From the entries below, copy out every line with "this" in it.

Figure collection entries
>> START
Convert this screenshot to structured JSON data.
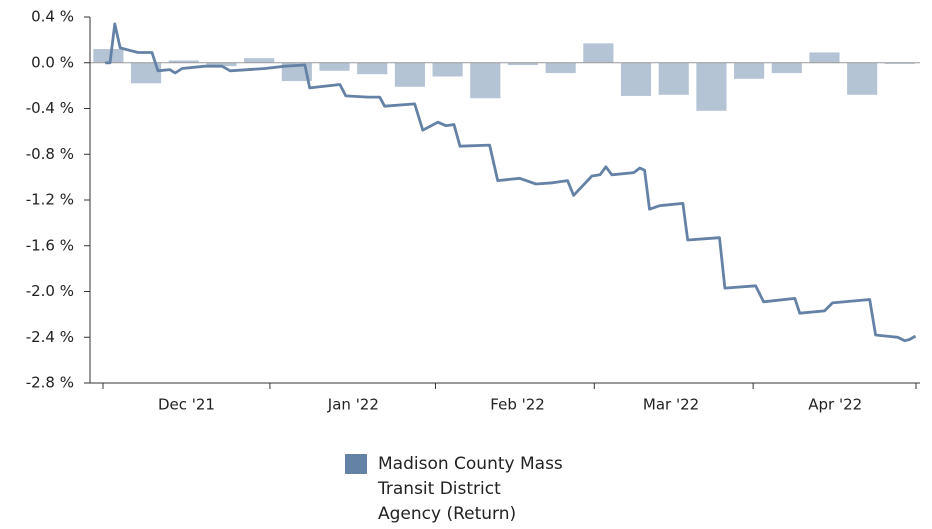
{
  "chart_data": {
    "type": "combo",
    "xlim": [
      0,
      151
    ],
    "xticks": [
      {
        "value": 15.5,
        "label": "Dec '21"
      },
      {
        "value": 46.5,
        "label": "Jan '22"
      },
      {
        "value": 77,
        "label": "Feb '22"
      },
      {
        "value": 105.5,
        "label": "Mar '22"
      },
      {
        "value": 136,
        "label": "Apr '22"
      }
    ],
    "ylim": [
      -2.8,
      0.4
    ],
    "yticks": [
      {
        "value": 0.4,
        "label": "0.4 %"
      },
      {
        "value": 0.0,
        "label": "0.0 %"
      },
      {
        "value": -0.4,
        "label": "-0.4 %"
      },
      {
        "value": -0.8,
        "label": "-0.8 %"
      },
      {
        "value": -1.2,
        "label": "-1.2 %"
      },
      {
        "value": -1.6,
        "label": "-1.6 %"
      },
      {
        "value": -2.0,
        "label": "-2.0 %"
      },
      {
        "value": -2.4,
        "label": "-2.4 %"
      },
      {
        "value": -2.8,
        "label": "-2.8 %"
      }
    ],
    "series": [
      {
        "type": "bar",
        "color": "#b4c4d5",
        "x": [
          1,
          8,
          15,
          22,
          29,
          36,
          43,
          50,
          57,
          64,
          71,
          78,
          85,
          92,
          99,
          106,
          113,
          120,
          127,
          134,
          141,
          148
        ],
        "values": [
          0.12,
          -0.18,
          0.02,
          -0.03,
          0.04,
          -0.16,
          -0.07,
          -0.1,
          -0.21,
          -0.12,
          -0.31,
          -0.02,
          -0.09,
          0.17,
          -0.29,
          -0.28,
          -0.42,
          -0.14,
          -0.09,
          0.09,
          -0.28,
          -0.01
        ]
      },
      {
        "type": "line",
        "name": "Madison County Mass Transit District Agency (Return)",
        "color": "#6482a5",
        "x": [
          0.4,
          1.3,
          2.2,
          3.2,
          6.5,
          9.1,
          10.2,
          12.4,
          13.4,
          14.7,
          18.9,
          22.1,
          23.6,
          30.1,
          33.8,
          37.5,
          38.4,
          44.0,
          45.1,
          49.2,
          51.4,
          52.3,
          57.9,
          59.4,
          62.2,
          63.7,
          65.2,
          66.3,
          71.8,
          73.3,
          77.4,
          80.4,
          83.5,
          86.3,
          87.4,
          90.8,
          92.3,
          93.4,
          94.5,
          98.6,
          99.7,
          100.6,
          101.5,
          103.4,
          107.7,
          108.6,
          114.5,
          115.5,
          121.2,
          122.7,
          128.5,
          129.4,
          134.0,
          135.5,
          142.4,
          143.5,
          147.6,
          148.9,
          149.8,
          150.9
        ],
        "values": [
          0,
          0,
          0.34,
          0.13,
          0.09,
          0.09,
          -0.07,
          -0.06,
          -0.09,
          -0.05,
          -0.03,
          -0.03,
          -0.07,
          -0.05,
          -0.03,
          -0.02,
          -0.22,
          -0.19,
          -0.29,
          -0.3,
          -0.3,
          -0.38,
          -0.36,
          -0.59,
          -0.52,
          -0.55,
          -0.54,
          -0.73,
          -0.72,
          -1.03,
          -1.01,
          -1.06,
          -1.05,
          -1.03,
          -1.16,
          -0.99,
          -0.98,
          -0.91,
          -0.98,
          -0.96,
          -0.92,
          -0.94,
          -1.28,
          -1.25,
          -1.23,
          -1.55,
          -1.53,
          -1.97,
          -1.95,
          -2.09,
          -2.06,
          -2.19,
          -2.17,
          -2.1,
          -2.07,
          -2.38,
          -2.4,
          -2.43,
          -2.42,
          -2.39
        ]
      }
    ]
  }
}
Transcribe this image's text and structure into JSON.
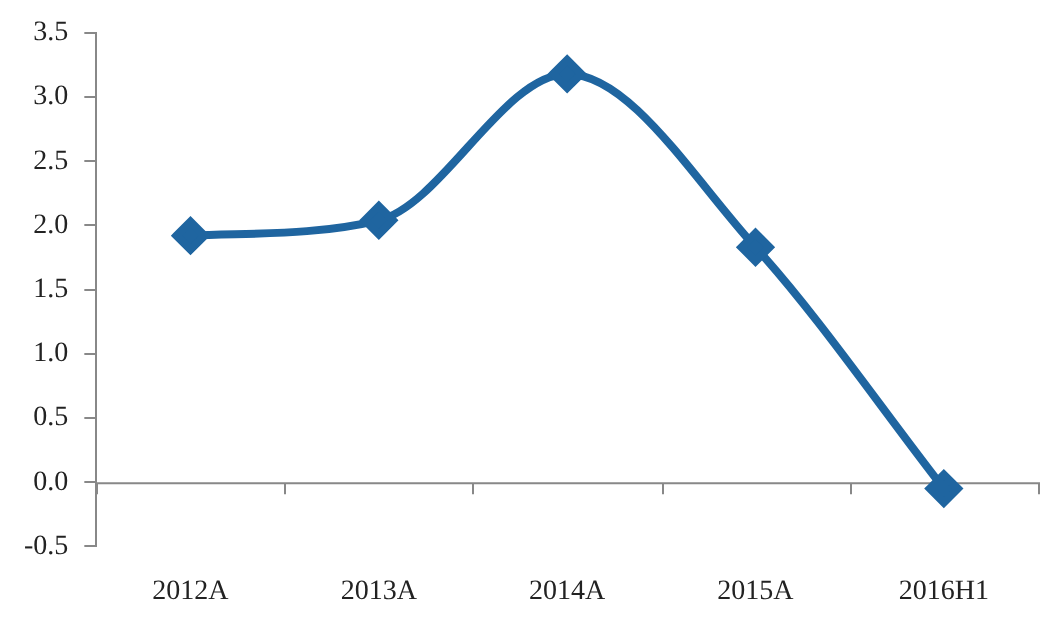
{
  "chart_data": {
    "type": "line",
    "categories": [
      "2012A",
      "2013A",
      "2014A",
      "2015A",
      "2016H1"
    ],
    "values": [
      1.92,
      2.04,
      3.18,
      1.83,
      -0.05
    ],
    "color": "#1f65a0",
    "ylim": [
      -0.5,
      3.5
    ],
    "yticks": [
      {
        "value": -0.5,
        "label": "-0.5"
      },
      {
        "value": 0,
        "label": "0.0"
      },
      {
        "value": 0.5,
        "label": "0.5"
      },
      {
        "value": 1,
        "label": "1.0"
      },
      {
        "value": 1.5,
        "label": "1.5"
      },
      {
        "value": 2,
        "label": "2.0"
      },
      {
        "value": 2.5,
        "label": "2.5"
      },
      {
        "value": 3,
        "label": "3.0"
      },
      {
        "value": 3.5,
        "label": "3.5"
      }
    ],
    "marker": "diamond"
  }
}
>> END
WRITTEN SOLUTION
Convert this screenshot to structured JSON data.
Transcribe this image's text and structure into JSON.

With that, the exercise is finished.